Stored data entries

— start —

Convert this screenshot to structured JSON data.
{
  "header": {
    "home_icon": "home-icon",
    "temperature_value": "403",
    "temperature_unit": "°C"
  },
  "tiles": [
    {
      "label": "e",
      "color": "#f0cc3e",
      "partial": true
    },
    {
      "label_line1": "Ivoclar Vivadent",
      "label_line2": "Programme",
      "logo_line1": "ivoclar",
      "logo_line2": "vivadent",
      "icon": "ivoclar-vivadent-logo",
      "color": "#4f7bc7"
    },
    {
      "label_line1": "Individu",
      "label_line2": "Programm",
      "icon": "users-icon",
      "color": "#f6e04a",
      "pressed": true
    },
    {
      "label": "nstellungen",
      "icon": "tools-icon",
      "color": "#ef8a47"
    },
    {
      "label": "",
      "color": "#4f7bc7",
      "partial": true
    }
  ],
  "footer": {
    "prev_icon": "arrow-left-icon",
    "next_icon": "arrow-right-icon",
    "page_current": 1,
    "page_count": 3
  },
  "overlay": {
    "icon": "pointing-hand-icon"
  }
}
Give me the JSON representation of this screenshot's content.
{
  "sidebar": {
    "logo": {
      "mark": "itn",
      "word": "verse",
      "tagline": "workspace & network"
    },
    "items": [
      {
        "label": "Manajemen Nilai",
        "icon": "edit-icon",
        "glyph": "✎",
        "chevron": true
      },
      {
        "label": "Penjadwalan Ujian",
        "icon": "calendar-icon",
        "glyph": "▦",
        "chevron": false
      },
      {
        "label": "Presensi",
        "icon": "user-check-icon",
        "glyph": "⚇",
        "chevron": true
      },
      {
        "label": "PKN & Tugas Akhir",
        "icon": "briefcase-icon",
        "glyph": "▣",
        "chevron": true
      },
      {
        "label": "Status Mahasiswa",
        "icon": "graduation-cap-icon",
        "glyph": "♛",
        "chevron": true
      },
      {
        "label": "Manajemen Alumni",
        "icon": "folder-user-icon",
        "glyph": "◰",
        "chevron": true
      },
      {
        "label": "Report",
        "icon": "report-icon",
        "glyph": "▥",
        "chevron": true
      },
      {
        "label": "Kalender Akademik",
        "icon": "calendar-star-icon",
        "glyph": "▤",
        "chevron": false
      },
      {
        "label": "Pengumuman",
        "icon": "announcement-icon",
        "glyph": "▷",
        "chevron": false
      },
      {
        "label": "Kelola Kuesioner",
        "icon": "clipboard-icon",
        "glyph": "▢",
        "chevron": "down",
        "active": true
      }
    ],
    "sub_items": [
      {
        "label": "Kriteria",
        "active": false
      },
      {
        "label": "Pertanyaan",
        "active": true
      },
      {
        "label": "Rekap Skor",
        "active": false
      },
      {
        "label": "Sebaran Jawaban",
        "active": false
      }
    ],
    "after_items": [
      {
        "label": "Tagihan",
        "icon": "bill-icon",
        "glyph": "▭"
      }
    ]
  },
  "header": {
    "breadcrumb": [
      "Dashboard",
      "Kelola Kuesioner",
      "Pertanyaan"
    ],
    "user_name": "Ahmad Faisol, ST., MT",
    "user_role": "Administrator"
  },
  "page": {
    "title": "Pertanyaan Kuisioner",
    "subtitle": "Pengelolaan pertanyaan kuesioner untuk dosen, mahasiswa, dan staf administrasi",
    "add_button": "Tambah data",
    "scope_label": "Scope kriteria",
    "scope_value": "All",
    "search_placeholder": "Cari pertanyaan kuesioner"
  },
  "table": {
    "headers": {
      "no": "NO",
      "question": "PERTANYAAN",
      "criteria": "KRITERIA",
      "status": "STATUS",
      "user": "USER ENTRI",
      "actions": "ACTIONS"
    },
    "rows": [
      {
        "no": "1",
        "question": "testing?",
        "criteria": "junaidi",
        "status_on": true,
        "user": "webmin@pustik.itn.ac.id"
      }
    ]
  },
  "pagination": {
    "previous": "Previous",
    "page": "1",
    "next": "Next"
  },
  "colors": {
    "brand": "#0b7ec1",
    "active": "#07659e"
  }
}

— end —

# [Set task]
Search the entries for "Kelola" and copy out each line that has it.

# [Answer in full]
        "label": "Kelola Kuesioner",
      "Kelola Kuesioner",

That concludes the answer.